Where does the string "ยดเพ" appear in the records? Copy every line that contains it.

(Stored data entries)
(begin)

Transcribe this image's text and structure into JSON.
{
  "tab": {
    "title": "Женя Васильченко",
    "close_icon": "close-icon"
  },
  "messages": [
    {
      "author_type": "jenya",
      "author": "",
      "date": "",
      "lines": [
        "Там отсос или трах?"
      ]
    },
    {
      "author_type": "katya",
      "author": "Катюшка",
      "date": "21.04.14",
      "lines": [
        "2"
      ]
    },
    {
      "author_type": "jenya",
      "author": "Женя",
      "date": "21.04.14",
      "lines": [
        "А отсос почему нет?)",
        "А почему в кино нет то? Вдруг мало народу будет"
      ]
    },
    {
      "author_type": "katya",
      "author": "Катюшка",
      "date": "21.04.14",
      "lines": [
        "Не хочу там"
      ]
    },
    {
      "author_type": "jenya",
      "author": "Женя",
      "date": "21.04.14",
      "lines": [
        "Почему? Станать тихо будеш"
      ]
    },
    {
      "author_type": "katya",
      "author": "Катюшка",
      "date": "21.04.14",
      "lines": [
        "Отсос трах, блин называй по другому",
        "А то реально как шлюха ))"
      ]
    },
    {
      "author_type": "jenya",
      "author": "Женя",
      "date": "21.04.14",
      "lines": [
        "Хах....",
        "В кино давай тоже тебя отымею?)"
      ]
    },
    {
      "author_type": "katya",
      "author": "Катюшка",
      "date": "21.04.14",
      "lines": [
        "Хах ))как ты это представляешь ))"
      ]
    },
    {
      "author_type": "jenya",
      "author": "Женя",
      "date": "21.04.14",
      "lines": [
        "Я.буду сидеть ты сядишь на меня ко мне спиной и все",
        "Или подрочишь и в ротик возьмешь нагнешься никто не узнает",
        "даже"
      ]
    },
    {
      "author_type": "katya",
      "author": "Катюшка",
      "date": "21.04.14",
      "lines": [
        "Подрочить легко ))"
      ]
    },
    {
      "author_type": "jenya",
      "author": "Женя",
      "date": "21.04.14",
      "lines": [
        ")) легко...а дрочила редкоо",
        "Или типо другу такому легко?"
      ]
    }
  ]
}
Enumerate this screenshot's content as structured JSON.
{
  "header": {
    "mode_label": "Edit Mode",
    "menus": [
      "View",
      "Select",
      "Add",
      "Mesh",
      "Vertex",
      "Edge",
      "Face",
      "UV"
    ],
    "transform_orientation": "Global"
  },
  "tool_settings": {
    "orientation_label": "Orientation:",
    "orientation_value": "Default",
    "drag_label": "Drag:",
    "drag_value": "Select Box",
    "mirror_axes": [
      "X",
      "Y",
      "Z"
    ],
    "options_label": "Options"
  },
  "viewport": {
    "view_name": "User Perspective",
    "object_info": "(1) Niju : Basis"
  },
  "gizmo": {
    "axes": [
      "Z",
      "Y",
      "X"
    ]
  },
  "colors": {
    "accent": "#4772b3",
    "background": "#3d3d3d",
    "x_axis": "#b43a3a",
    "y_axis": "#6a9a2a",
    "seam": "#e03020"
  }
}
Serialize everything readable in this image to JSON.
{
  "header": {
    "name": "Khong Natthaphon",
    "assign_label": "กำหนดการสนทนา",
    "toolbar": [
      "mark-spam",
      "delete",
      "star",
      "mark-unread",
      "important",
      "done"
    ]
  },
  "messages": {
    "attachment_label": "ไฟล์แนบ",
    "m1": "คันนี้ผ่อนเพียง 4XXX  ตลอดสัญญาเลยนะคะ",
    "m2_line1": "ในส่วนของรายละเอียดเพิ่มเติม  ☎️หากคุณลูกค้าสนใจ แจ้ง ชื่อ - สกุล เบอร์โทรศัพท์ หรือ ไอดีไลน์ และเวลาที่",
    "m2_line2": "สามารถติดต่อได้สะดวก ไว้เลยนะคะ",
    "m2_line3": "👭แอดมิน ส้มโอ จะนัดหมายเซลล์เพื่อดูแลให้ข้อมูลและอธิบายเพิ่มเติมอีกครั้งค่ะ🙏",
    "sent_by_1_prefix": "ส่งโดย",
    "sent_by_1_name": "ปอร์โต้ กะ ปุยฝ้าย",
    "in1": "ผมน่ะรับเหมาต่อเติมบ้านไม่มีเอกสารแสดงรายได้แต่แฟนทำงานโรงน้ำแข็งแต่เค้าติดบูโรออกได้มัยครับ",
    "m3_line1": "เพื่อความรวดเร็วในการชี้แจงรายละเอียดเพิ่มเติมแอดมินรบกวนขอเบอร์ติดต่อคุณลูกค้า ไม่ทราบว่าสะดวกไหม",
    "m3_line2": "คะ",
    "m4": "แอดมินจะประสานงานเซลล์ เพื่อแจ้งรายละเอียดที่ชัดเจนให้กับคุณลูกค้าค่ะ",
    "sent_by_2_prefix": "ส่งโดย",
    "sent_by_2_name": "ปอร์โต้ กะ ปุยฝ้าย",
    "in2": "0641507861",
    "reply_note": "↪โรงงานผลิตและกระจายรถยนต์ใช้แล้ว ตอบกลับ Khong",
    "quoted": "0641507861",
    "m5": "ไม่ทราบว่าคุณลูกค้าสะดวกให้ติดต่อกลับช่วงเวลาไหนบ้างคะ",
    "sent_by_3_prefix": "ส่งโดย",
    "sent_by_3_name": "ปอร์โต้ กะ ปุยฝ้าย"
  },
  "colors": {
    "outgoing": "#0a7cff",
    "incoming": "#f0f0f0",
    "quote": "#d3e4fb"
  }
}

(end)

[TASK SOLUTION]
    "m2_line1": "ในส่วนของรายละเอียดเพิ่มเติม  ☎️หากคุณลูกค้าสนใจ แจ้ง ชื่อ - สกุล เบอร์โทรศัพท์ หรือ ไอดีไลน์ และเวลาที่",
    "m3_line1": "เพื่อความรวดเร็วในการชี้แจงรายละเอียดเพิ่มเติมแอดมินรบกวนขอเบอร์ติดต่อคุณลูกค้า ไม่ทราบว่าสะดวกไหม",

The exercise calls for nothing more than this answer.